• **Given request**: Search the material for the string "Poznań" and copy each line where it occurs.

• **Input data**:
========
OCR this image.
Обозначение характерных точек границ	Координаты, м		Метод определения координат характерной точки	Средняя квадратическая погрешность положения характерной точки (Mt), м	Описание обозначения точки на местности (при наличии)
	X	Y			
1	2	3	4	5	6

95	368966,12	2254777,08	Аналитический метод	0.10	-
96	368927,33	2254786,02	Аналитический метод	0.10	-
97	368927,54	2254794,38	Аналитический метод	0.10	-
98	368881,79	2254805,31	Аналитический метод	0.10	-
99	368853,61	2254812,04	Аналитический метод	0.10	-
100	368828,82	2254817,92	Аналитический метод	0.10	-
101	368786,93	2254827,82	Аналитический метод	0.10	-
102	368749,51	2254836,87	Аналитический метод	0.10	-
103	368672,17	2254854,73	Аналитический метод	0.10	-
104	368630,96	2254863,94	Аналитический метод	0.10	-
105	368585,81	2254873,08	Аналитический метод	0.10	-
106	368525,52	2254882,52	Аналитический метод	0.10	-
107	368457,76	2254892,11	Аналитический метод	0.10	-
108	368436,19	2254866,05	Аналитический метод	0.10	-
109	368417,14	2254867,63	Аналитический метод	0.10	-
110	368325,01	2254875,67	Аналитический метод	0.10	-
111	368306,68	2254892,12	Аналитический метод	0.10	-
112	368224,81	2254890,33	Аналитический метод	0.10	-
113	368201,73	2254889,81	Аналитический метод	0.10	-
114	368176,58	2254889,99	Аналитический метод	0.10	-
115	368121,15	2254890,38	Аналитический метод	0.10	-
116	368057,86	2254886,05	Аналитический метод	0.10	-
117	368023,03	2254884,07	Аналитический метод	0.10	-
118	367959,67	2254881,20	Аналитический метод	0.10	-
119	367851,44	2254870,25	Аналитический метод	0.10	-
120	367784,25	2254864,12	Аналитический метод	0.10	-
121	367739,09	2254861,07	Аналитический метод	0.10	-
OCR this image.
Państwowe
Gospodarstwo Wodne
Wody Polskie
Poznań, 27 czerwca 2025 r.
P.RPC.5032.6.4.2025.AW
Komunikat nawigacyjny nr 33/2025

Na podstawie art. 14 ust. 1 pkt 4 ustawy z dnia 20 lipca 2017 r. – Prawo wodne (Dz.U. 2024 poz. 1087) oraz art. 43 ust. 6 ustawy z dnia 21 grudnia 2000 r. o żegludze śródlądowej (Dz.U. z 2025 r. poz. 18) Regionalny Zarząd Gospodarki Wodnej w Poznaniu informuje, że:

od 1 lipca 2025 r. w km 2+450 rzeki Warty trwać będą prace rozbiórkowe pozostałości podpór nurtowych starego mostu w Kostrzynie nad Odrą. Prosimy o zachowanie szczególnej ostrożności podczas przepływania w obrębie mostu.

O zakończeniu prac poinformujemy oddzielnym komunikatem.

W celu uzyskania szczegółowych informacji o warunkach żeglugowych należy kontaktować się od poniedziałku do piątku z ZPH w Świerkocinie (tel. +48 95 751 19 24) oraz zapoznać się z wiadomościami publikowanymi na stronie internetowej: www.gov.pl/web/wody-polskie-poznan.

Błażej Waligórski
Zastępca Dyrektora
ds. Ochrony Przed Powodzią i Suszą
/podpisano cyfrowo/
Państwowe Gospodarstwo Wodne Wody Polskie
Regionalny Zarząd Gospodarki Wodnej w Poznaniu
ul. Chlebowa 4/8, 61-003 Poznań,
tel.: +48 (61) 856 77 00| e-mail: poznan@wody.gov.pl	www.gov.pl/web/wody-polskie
========
• **Exercise solution**:
Poznań, 27 czerwca 2025 r.
ul. Chlebowa 4/8, 61-003 Poznań,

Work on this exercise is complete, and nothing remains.